— BEGIN RECORDS SHOWN —

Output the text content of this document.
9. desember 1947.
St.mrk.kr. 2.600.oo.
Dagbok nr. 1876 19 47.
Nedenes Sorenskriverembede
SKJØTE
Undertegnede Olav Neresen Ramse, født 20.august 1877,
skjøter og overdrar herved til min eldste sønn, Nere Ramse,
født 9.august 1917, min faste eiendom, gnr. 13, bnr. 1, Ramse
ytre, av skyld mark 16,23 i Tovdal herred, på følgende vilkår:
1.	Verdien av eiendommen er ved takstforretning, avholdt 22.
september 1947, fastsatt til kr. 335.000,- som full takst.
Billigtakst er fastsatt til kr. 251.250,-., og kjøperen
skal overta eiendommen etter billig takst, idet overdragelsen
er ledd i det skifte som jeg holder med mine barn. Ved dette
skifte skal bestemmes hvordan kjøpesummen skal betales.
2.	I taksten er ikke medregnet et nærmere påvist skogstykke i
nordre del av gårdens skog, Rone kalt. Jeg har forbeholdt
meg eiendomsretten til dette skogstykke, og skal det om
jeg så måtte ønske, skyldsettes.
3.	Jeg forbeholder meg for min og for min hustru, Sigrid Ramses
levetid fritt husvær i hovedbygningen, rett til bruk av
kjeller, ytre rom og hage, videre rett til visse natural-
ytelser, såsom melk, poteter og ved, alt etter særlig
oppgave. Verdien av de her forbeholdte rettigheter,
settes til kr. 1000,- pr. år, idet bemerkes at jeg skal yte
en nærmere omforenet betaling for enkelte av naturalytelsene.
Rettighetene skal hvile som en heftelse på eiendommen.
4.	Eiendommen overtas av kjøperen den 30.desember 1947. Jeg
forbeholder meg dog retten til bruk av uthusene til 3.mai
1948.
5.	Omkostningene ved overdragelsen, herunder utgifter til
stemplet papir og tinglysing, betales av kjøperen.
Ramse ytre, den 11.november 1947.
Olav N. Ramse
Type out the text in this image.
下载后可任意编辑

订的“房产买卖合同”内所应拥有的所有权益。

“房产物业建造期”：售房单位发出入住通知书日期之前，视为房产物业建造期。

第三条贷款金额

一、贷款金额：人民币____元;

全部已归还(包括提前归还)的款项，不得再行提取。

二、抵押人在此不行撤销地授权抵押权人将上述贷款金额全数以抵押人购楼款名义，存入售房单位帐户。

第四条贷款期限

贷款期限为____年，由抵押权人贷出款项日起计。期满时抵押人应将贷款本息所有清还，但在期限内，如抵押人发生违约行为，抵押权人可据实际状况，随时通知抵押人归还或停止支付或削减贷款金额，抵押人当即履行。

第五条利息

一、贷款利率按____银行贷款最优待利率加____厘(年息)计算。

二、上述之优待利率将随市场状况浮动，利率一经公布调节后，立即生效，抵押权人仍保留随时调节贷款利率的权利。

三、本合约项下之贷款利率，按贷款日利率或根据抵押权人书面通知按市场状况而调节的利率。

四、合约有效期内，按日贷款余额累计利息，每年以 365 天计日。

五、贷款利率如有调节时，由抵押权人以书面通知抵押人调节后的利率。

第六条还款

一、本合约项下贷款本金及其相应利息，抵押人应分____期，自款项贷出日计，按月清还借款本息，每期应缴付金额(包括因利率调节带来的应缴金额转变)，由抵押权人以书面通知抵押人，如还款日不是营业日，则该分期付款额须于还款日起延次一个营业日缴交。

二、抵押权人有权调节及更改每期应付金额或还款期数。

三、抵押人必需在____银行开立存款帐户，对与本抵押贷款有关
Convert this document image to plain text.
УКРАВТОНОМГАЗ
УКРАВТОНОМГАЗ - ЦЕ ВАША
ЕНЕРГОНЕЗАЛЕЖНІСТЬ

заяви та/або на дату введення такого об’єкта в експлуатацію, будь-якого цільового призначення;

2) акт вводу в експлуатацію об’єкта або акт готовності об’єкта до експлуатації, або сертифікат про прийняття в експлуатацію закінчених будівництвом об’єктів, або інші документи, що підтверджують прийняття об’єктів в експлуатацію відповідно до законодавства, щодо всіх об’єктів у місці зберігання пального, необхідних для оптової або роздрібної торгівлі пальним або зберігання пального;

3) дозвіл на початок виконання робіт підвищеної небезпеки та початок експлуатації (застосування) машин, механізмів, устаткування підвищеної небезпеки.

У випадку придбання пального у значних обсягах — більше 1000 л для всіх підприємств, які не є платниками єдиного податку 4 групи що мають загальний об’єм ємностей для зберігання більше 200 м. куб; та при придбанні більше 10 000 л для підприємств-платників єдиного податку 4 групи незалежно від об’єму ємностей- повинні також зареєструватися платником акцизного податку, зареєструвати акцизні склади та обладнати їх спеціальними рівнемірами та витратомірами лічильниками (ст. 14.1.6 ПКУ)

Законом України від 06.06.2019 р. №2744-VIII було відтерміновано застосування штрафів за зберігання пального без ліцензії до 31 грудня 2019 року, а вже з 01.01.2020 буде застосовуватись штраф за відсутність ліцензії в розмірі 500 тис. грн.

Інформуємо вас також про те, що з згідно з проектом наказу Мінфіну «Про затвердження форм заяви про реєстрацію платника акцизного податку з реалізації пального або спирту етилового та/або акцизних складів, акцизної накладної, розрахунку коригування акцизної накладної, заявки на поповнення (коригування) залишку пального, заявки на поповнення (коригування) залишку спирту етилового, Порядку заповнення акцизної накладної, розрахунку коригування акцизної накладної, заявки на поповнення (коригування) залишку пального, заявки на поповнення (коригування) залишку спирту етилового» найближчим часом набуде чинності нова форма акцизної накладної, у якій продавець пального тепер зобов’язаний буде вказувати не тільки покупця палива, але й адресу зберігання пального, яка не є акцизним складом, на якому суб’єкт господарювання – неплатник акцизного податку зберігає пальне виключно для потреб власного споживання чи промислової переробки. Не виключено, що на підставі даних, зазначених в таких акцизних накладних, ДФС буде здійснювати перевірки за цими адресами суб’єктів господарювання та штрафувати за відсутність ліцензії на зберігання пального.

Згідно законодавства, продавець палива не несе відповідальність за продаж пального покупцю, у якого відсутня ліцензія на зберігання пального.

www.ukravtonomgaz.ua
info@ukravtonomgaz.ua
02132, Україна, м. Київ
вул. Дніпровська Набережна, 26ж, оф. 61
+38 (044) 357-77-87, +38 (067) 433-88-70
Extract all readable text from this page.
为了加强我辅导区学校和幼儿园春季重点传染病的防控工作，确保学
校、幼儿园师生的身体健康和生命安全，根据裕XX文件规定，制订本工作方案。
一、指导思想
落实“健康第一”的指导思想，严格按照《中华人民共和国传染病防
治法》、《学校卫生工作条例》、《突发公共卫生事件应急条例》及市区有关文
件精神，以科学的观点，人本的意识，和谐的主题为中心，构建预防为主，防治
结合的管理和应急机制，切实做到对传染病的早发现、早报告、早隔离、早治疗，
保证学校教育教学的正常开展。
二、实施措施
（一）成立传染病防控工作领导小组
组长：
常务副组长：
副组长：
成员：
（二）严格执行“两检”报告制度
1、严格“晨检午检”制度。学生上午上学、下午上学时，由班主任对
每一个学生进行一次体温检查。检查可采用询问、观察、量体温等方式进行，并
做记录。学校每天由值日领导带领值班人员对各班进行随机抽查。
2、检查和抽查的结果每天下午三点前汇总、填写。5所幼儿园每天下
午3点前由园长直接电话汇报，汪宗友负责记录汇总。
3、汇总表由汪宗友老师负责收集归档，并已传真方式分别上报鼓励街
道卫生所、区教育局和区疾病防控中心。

— END RECORDS SHOWN —

> _PROBLEM TO WORK ON_:
Using the entries above, find all lines with "Verdien". Copy them.

> _CORRECT ANSWER_:
1.	Verdien av eiendommen er ved takstforretning, avholdt 22.
oppgave. Verdien av de her forbeholdte rettigheter,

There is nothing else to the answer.